(Given task): Copy each line of the listing below exactly.

━━━━━ Listing ━━━━━

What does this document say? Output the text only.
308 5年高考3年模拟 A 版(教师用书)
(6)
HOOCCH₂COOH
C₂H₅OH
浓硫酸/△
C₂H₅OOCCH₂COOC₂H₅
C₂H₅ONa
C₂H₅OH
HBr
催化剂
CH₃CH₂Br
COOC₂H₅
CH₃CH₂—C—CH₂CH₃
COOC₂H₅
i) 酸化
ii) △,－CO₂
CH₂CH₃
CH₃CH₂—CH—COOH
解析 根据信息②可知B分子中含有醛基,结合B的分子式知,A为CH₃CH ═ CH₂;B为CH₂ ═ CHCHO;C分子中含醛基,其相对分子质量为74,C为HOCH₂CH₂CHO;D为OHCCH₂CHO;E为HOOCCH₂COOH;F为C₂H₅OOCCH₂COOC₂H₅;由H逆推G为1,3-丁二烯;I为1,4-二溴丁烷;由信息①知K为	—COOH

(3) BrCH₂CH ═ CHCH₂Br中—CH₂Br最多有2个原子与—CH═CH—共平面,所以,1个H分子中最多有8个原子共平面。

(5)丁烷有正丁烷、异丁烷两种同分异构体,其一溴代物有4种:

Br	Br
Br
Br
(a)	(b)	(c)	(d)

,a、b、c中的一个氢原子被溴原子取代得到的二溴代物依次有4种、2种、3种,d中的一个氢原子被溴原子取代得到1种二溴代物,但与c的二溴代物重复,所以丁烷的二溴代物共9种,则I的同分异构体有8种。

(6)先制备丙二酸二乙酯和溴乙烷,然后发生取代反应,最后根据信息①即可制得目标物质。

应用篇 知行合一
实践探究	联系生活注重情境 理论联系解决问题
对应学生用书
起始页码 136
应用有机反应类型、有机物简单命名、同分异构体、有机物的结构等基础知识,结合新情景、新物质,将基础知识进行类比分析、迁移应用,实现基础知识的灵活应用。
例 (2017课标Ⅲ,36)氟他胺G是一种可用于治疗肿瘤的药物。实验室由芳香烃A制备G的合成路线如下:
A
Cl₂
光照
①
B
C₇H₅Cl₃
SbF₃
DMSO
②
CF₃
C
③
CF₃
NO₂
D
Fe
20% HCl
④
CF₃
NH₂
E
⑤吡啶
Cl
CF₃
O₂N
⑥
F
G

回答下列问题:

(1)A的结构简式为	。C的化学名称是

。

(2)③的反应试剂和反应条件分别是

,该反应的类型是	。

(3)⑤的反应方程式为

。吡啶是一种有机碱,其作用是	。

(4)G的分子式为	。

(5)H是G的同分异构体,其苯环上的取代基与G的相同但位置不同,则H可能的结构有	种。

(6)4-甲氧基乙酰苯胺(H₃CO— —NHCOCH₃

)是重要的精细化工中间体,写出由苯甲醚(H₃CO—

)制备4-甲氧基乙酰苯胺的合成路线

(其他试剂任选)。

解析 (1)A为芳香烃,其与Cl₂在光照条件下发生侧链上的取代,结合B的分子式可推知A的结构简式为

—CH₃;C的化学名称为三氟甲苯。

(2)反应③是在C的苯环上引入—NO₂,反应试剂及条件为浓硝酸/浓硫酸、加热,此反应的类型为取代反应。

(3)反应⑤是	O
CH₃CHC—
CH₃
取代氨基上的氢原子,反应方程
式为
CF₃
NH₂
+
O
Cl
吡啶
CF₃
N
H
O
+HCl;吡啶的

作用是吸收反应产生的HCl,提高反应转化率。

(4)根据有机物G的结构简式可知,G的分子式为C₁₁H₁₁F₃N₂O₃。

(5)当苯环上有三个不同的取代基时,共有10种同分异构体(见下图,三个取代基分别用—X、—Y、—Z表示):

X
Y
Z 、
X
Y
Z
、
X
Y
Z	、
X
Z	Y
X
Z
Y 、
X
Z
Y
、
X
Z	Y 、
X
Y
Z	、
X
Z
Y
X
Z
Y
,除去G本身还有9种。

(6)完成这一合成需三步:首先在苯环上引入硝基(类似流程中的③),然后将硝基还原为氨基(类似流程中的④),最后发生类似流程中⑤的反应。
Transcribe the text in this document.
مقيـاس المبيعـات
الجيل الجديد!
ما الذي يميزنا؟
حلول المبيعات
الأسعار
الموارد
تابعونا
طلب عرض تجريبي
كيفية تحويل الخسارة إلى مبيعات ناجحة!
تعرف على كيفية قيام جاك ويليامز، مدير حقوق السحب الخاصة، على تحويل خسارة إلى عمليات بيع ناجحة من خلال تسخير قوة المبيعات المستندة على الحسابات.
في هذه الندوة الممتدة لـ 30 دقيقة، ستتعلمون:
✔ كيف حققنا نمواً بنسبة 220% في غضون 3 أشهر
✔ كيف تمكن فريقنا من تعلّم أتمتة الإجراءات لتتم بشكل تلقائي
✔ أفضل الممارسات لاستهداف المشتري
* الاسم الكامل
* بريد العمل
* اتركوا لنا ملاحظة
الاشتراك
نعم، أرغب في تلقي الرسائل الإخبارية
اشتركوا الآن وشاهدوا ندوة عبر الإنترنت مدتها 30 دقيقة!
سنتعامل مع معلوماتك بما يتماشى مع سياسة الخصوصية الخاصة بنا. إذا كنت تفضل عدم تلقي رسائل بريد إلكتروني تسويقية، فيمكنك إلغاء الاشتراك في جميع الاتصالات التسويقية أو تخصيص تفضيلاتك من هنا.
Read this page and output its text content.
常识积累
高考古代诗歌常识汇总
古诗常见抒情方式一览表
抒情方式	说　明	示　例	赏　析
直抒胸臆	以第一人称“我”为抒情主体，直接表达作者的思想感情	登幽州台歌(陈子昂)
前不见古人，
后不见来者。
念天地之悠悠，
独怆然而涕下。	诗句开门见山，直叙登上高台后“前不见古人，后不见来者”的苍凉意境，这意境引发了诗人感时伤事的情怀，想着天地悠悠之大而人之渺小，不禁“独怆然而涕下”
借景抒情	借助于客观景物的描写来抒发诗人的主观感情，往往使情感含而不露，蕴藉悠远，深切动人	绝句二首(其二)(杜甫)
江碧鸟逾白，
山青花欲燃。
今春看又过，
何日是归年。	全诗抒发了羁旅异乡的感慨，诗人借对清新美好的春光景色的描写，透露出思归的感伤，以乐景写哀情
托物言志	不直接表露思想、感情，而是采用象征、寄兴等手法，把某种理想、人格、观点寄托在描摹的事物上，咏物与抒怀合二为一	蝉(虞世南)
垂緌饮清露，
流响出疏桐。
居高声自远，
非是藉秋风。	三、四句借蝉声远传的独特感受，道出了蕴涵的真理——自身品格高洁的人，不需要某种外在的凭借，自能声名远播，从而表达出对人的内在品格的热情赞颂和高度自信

━━━━━

(Exercise answer):
What does this document say? Output the text only.
308 5年高考3年模拟 A 版(教师用书)
(6)
HOOCCH₂COOH
C₂H₅OH
浓硫酸/△
C₂H₅OOCCH₂COOC₂H₅
C₂H₅ONa
C₂H₅OH
HBr
催化剂
CH₃CH₂Br
COOC₂H₅
CH₃CH₂—C—CH₂CH₃
COOC₂H₅
i) 酸化
ii) △,－CO₂
CH₂CH₃
CH₃CH₂—CH—COOH
解析 根据信息②可知B分子中含有醛基,结合B的分子式知,A为CH₃CH ═ CH₂;B为CH₂ ═ CHCHO;C分子中含醛基,其相对分子质量为74,C为HOCH₂CH₂CHO;D为OHCCH₂CHO;E为HOOCCH₂COOH;F为C₂H₅OOCCH₂COOC₂H₅;由H逆推G为1,3-丁二烯;I为1,4-二溴丁烷;由信息①知K为	—COOH

(3) BrCH₂CH ═ CHCH₂Br中—CH₂Br最多有2个原子与—CH═CH—共平面,所以,1个H分子中最多有8个原子共平面。

(5)丁烷有正丁烷、异丁烷两种同分异构体,其一溴代物有4种:

Br	Br
Br
Br
(a)	(b)	(c)	(d)

,a、b、c中的一个氢原子被溴原子取代得到的二溴代物依次有4种、2种、3种,d中的一个氢原子被溴原子取代得到1种二溴代物,但与c的二溴代物重复,所以丁烷的二溴代物共9种,则I的同分异构体有8种。

(6)先制备丙二酸二乙酯和溴乙烷,然后发生取代反应,最后根据信息①即可制得目标物质。

应用篇 知行合一
实践探究	联系生活注重情境 理论联系解决问题
对应学生用书
起始页码 136
应用有机反应类型、有机物简单命名、同分异构体、有机物的结构等基础知识,结合新情景、新物质,将基础知识进行类比分析、迁移应用,实现基础知识的灵活应用。
例 (2017课标Ⅲ,36)氟他胺G是一种可用于治疗肿瘤的药物。实验室由芳香烃A制备G的合成路线如下:
A
Cl₂
光照
①
B
C₇H₅Cl₃
SbF₃
DMSO
②
CF₃
C
③
CF₃
NO₂
D
Fe
20% HCl
④
CF₃
NH₂
E
⑤吡啶
Cl
CF₃
O₂N
⑥
F
G

回答下列问题:

(1)A的结构简式为	。C的化学名称是

。

(2)③的反应试剂和反应条件分别是

,该反应的类型是	。

(3)⑤的反应方程式为

。吡啶是一种有机碱,其作用是	。

(4)G的分子式为	。

(5)H是G的同分异构体,其苯环上的取代基与G的相同但位置不同,则H可能的结构有	种。

(6)4-甲氧基乙酰苯胺(H₃CO— —NHCOCH₃

)是重要的精细化工中间体,写出由苯甲醚(H₃CO—

)制备4-甲氧基乙酰苯胺的合成路线

(其他试剂任选)。

解析 (1)A为芳香烃,其与Cl₂在光照条件下发生侧链上的取代,结合B的分子式可推知A的结构简式为

—CH₃;C的化学名称为三氟甲苯。

(2)反应③是在C的苯环上引入—NO₂,反应试剂及条件为浓硝酸/浓硫酸、加热,此反应的类型为取代反应。

(3)反应⑤是	O
CH₃CHC—
CH₃
取代氨基上的氢原子,反应方程
式为
CF₃
NH₂
+
O
Cl
吡啶
CF₃
N
H
O
+HCl;吡啶的

作用是吸收反应产生的HCl,提高反应转化率。

(4)根据有机物G的结构简式可知,G的分子式为C₁₁H₁₁F₃N₂O₃。

(5)当苯环上有三个不同的取代基时,共有10种同分异构体(见下图,三个取代基分别用—X、—Y、—Z表示):

X
Y
Z 、
X
Y
Z
、
X
Y
Z	、
X
Z	Y
X
Z
Y 、
X
Z
Y
、
X
Z	Y 、
X
Y
Z	、
X
Z
Y
X
Z
Y
,除去G本身还有9种。

(6)完成这一合成需三步:首先在苯环上引入硝基(类似流程中的③),然后将硝基还原为氨基(类似流程中的④),最后发生类似流程中⑤的反应。
Transcribe the text in this document.
مقيـاس المبيعـات
الجيل الجديد!
ما الذي يميزنا؟
حلول المبيعات
الأسعار
الموارد
تابعونا
طلب عرض تجريبي
كيفية تحويل الخسارة إلى مبيعات ناجحة!
تعرف على كيفية قيام جاك ويليامز، مدير حقوق السحب الخاصة، على تحويل خسارة إلى عمليات بيع ناجحة من خلال تسخير قوة المبيعات المستندة على الحسابات.
في هذه الندوة الممتدة لـ 30 دقيقة، ستتعلمون:
✔ كيف حققنا نمواً بنسبة 220% في غضون 3 أشهر
✔ كيف تمكن فريقنا من تعلّم أتمتة الإجراءات لتتم بشكل تلقائي
✔ أفضل الممارسات لاستهداف المشتري
* الاسم الكامل
* بريد العمل
* اتركوا لنا ملاحظة
الاشتراك
نعم، أرغب في تلقي الرسائل الإخبارية
اشتركوا الآن وشاهدوا ندوة عبر الإنترنت مدتها 30 دقيقة!
سنتعامل مع معلوماتك بما يتماشى مع سياسة الخصوصية الخاصة بنا. إذا كنت تفضل عدم تلقي رسائل بريد إلكتروني تسويقية، فيمكنك إلغاء الاشتراك في جميع الاتصالات التسويقية أو تخصيص تفضيلاتك من هنا.
Read this page and output its text content.
常识积累
高考古代诗歌常识汇总
古诗常见抒情方式一览表
抒情方式	说　明	示　例	赏　析
直抒胸臆	以第一人称“我”为抒情主体，直接表达作者的思想感情	登幽州台歌(陈子昂)
前不见古人，
后不见来者。
念天地之悠悠，
独怆然而涕下。	诗句开门见山，直叙登上高台后“前不见古人，后不见来者”的苍凉意境，这意境引发了诗人感时伤事的情怀，想着天地悠悠之大而人之渺小，不禁“独怆然而涕下”
借景抒情	借助于客观景物的描写来抒发诗人的主观感情，往往使情感含而不露，蕴藉悠远，深切动人	绝句二首(其二)(杜甫)
江碧鸟逾白，
山青花欲燃。
今春看又过，
何日是归年。	全诗抒发了羁旅异乡的感慨，诗人借对清新美好的春光景色的描写，透露出思归的感伤，以乐景写哀情
托物言志	不直接表露思想、感情，而是采用象征、寄兴等手法，把某种理想、人格、观点寄托在描摹的事物上，咏物与抒怀合二为一	蝉(虞世南)
垂緌饮清露，
流响出疏桐。
居高声自远，
非是藉秋风。	三、四句借蝉声远传的独特感受，道出了蕴涵的真理——自身品格高洁的人，不需要某种外在的凭借，自能声名远播，从而表达出对人的内在品格的热情赞颂和高度自信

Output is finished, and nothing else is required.